Directions — Where a line contains the string "image", copy that line.

# start of Input rows

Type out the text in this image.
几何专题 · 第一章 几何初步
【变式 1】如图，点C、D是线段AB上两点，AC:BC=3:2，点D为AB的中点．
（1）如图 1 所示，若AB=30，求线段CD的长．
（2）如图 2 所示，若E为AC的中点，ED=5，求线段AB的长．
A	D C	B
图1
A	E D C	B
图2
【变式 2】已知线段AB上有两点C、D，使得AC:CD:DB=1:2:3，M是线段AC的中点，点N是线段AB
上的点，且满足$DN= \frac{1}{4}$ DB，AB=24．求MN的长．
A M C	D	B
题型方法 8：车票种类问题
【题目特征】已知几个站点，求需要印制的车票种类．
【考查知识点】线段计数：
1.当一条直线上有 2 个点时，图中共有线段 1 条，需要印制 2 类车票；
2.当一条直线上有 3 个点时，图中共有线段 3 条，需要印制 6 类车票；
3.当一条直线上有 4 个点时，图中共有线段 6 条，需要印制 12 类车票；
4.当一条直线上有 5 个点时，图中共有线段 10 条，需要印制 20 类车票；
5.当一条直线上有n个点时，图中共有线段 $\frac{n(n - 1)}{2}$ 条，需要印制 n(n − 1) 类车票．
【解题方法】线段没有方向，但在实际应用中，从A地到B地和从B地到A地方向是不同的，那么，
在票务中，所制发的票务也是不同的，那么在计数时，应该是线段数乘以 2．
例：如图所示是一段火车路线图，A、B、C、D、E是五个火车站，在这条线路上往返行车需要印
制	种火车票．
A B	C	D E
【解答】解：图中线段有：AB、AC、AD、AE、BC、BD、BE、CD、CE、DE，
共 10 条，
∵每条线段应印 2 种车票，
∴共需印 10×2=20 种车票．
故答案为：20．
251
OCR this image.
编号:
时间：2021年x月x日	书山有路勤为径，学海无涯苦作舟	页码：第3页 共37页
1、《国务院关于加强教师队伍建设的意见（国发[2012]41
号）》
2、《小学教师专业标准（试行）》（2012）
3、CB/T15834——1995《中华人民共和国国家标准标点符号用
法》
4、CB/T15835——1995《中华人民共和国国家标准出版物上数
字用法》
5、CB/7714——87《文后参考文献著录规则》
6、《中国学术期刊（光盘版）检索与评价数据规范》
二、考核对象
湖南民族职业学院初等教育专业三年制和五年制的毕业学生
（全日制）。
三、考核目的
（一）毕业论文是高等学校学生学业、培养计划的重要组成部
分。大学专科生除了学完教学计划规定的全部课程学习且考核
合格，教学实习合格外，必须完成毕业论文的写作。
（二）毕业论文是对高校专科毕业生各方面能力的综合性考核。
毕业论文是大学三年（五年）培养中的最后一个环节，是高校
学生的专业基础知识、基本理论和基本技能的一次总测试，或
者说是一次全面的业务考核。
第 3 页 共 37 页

# end of Input rows

Exercise output —
Type out the text in this image.
OCR this image.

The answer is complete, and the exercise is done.